Task objective
Skip the pictures. Transcribe the rest of the data below without changing a word.

Data provided
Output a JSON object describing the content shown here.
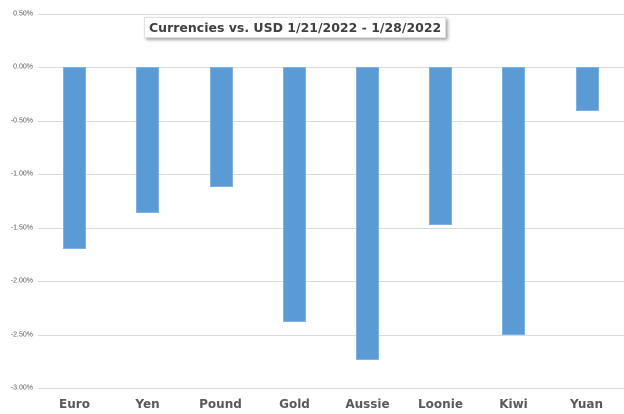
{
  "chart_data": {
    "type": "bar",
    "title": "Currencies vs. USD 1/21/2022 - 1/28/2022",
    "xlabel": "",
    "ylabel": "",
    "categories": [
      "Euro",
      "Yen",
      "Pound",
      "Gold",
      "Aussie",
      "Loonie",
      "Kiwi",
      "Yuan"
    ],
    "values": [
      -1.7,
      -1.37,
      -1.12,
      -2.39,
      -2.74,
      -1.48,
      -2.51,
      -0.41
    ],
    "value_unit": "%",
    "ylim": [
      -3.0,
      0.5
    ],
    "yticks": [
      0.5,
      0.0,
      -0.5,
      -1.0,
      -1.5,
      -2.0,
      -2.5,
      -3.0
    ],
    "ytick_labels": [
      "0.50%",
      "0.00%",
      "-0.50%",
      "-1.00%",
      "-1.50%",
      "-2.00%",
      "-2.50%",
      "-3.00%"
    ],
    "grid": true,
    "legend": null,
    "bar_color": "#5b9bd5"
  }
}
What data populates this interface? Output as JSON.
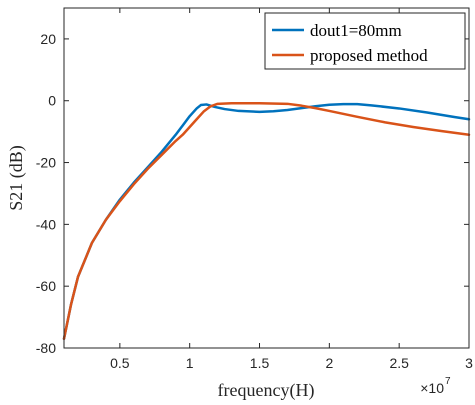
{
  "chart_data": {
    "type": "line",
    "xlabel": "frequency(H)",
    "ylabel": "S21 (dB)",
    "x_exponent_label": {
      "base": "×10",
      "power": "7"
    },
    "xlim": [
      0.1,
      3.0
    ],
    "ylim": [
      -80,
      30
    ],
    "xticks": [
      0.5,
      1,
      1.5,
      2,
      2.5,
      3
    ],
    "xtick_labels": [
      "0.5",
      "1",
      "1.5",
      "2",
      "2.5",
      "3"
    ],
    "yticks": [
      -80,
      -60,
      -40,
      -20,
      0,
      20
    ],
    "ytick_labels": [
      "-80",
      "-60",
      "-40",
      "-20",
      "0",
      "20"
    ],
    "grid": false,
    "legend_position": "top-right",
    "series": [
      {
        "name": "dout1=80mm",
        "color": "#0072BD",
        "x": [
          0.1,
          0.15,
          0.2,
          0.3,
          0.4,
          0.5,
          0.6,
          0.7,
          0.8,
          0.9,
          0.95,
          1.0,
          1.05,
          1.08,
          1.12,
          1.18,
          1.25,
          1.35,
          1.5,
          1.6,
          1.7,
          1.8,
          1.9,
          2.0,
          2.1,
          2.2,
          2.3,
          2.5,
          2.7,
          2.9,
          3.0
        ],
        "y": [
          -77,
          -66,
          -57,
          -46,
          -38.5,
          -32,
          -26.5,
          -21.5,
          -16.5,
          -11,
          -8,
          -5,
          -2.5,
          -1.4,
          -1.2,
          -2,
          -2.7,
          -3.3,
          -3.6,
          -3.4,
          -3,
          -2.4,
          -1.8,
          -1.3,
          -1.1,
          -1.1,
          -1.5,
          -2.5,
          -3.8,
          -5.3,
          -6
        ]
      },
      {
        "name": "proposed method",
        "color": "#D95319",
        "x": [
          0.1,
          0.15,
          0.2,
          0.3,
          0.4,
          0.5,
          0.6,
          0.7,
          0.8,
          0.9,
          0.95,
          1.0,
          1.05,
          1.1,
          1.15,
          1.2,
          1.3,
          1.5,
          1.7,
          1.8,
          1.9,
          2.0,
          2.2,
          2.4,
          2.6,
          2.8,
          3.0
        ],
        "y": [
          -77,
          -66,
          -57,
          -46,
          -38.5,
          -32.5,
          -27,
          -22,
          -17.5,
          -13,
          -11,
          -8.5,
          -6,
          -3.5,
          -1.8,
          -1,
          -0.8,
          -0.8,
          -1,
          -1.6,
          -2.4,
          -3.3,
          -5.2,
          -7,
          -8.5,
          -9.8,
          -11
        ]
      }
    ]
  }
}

Written response
Output a JSON object describing the content shown here.
{
  "chart_data": {
    "type": "bar",
    "title": "Currencies vs. USD 1/21/2022 - 1/28/2022",
    "xlabel": "",
    "ylabel": "",
    "categories": [
      "Euro",
      "Yen",
      "Pound",
      "Gold",
      "Aussie",
      "Loonie",
      "Kiwi",
      "Yuan"
    ],
    "values": [
      -1.7,
      -1.37,
      -1.12,
      -2.39,
      -2.74,
      -1.48,
      -2.51,
      -0.41
    ],
    "value_unit": "%",
    "ylim": [
      -3.0,
      0.5
    ],
    "yticks": [
      0.5,
      0.0,
      -0.5,
      -1.0,
      -1.5,
      -2.0,
      -2.5,
      -3.0
    ],
    "ytick_labels": [
      "0.50%",
      "0.00%",
      "-0.50%",
      "-1.00%",
      "-1.50%",
      "-2.00%",
      "-2.50%",
      "-3.00%"
    ],
    "grid": true,
    "legend": null,
    "bar_color": "#5b9bd5"
  }
}
What data populates this interface? Output as JSON.
{
  "chart_data": {
    "type": "line",
    "xlabel": "frequency(H)",
    "ylabel": "S21 (dB)",
    "x_exponent_label": {
      "base": "×10",
      "power": "7"
    },
    "xlim": [
      0.1,
      3.0
    ],
    "ylim": [
      -80,
      30
    ],
    "xticks": [
      0.5,
      1,
      1.5,
      2,
      2.5,
      3
    ],
    "xtick_labels": [
      "0.5",
      "1",
      "1.5",
      "2",
      "2.5",
      "3"
    ],
    "yticks": [
      -80,
      -60,
      -40,
      -20,
      0,
      20
    ],
    "ytick_labels": [
      "-80",
      "-60",
      "-40",
      "-20",
      "0",
      "20"
    ],
    "grid": false,
    "legend_position": "top-right",
    "series": [
      {
        "name": "dout1=80mm",
        "color": "#0072BD",
        "x": [
          0.1,
          0.15,
          0.2,
          0.3,
          0.4,
          0.5,
          0.6,
          0.7,
          0.8,
          0.9,
          0.95,
          1.0,
          1.05,
          1.08,
          1.12,
          1.18,
          1.25,
          1.35,
          1.5,
          1.6,
          1.7,
          1.8,
          1.9,
          2.0,
          2.1,
          2.2,
          2.3,
          2.5,
          2.7,
          2.9,
          3.0
        ],
        "y": [
          -77,
          -66,
          -57,
          -46,
          -38.5,
          -32,
          -26.5,
          -21.5,
          -16.5,
          -11,
          -8,
          -5,
          -2.5,
          -1.4,
          -1.2,
          -2,
          -2.7,
          -3.3,
          -3.6,
          -3.4,
          -3,
          -2.4,
          -1.8,
          -1.3,
          -1.1,
          -1.1,
          -1.5,
          -2.5,
          -3.8,
          -5.3,
          -6
        ]
      },
      {
        "name": "proposed method",
        "color": "#D95319",
        "x": [
          0.1,
          0.15,
          0.2,
          0.3,
          0.4,
          0.5,
          0.6,
          0.7,
          0.8,
          0.9,
          0.95,
          1.0,
          1.05,
          1.1,
          1.15,
          1.2,
          1.3,
          1.5,
          1.7,
          1.8,
          1.9,
          2.0,
          2.2,
          2.4,
          2.6,
          2.8,
          3.0
        ],
        "y": [
          -77,
          -66,
          -57,
          -46,
          -38.5,
          -32.5,
          -27,
          -22,
          -17.5,
          -13,
          -11,
          -8.5,
          -6,
          -3.5,
          -1.8,
          -1,
          -0.8,
          -0.8,
          -1,
          -1.6,
          -2.4,
          -3.3,
          -5.2,
          -7,
          -8.5,
          -9.8,
          -11
        ]
      }
    ]
  }
}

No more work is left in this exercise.